▶ _Task to complete_
Report how many lines contain "hiểu". The answer is a single number.

▶ _Dataset_
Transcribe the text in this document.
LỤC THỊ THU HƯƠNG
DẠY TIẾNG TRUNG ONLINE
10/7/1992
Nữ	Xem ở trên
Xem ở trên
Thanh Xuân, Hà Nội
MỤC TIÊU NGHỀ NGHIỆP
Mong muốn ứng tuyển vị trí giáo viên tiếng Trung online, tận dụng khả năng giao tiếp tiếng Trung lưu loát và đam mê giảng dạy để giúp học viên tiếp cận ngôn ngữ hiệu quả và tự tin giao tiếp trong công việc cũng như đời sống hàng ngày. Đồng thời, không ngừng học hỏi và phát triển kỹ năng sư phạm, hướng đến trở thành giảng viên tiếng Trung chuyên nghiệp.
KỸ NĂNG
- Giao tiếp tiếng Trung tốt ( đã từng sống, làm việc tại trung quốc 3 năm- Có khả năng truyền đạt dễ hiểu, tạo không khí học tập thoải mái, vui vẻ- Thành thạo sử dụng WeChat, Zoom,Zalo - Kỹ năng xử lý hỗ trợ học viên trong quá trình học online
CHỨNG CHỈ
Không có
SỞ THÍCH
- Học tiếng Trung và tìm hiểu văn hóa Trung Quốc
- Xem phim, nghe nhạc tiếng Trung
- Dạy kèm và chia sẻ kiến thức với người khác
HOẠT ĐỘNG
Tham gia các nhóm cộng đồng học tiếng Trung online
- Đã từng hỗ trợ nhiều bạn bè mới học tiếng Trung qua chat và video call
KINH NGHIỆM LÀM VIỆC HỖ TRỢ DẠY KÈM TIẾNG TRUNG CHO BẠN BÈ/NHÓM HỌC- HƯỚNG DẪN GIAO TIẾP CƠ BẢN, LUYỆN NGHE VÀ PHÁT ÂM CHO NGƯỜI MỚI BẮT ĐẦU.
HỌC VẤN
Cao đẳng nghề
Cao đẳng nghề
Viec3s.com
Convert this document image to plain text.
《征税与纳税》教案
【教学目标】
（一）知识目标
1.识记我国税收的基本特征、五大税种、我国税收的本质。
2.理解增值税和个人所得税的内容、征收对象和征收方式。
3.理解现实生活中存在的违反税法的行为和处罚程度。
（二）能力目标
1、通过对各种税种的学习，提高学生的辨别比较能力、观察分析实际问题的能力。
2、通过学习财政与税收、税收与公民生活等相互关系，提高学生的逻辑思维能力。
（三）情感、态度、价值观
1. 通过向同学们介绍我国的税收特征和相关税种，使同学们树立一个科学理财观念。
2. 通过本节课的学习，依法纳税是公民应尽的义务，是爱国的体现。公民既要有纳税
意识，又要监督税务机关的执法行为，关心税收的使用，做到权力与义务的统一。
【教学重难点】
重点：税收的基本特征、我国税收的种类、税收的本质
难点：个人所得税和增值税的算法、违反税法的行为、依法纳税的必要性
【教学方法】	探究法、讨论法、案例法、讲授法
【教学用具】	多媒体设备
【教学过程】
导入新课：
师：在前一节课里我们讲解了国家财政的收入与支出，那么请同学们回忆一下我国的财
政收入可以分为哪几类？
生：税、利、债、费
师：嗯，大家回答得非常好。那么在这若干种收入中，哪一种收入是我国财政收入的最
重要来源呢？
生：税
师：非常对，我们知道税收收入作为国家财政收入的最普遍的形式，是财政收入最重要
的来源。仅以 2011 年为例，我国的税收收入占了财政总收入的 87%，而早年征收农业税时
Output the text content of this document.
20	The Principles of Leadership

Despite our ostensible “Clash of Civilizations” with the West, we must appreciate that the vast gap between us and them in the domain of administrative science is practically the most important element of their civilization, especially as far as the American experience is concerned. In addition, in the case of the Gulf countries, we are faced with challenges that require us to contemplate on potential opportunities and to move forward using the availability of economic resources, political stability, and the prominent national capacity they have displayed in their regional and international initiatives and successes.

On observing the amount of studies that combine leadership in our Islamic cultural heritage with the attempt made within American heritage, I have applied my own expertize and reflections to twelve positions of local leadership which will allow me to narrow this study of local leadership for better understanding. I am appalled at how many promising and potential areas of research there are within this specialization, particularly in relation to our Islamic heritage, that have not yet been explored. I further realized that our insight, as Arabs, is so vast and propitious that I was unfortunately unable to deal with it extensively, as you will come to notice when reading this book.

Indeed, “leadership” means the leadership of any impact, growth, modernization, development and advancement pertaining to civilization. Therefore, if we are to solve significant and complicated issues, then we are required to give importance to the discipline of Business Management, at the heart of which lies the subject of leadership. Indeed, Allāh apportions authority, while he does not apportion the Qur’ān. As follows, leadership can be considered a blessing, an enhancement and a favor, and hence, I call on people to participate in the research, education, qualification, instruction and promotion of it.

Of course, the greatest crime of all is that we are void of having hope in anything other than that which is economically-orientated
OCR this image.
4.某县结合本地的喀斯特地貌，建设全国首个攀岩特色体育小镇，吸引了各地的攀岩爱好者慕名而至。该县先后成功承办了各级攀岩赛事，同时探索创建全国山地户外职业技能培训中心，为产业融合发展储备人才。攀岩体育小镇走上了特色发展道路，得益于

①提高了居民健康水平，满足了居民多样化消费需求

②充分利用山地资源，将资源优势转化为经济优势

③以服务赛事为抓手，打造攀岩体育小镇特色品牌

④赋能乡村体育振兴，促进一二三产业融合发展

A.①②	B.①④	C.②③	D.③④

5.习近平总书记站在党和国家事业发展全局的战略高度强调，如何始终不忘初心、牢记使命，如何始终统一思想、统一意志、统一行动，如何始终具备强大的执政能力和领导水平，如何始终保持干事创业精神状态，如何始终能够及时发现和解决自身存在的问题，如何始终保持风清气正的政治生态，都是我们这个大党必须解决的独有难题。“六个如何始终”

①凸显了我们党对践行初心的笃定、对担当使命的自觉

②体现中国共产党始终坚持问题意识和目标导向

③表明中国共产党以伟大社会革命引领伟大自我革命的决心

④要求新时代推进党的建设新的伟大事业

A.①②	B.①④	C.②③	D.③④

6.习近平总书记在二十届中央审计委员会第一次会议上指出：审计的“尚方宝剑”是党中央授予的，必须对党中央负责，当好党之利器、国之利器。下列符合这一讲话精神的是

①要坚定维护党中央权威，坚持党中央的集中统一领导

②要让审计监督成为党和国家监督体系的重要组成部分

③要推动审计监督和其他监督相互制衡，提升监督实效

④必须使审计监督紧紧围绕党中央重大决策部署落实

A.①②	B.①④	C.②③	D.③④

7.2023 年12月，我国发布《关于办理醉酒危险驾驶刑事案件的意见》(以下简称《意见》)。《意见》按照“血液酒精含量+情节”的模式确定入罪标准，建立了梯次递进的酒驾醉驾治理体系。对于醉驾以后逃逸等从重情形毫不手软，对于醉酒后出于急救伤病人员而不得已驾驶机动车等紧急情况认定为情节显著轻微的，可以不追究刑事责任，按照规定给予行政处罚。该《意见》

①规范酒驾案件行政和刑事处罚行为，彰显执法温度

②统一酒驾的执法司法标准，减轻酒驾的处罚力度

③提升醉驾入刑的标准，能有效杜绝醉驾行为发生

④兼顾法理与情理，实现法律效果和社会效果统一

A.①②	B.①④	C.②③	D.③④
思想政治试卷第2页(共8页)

▶ _Correct result_
2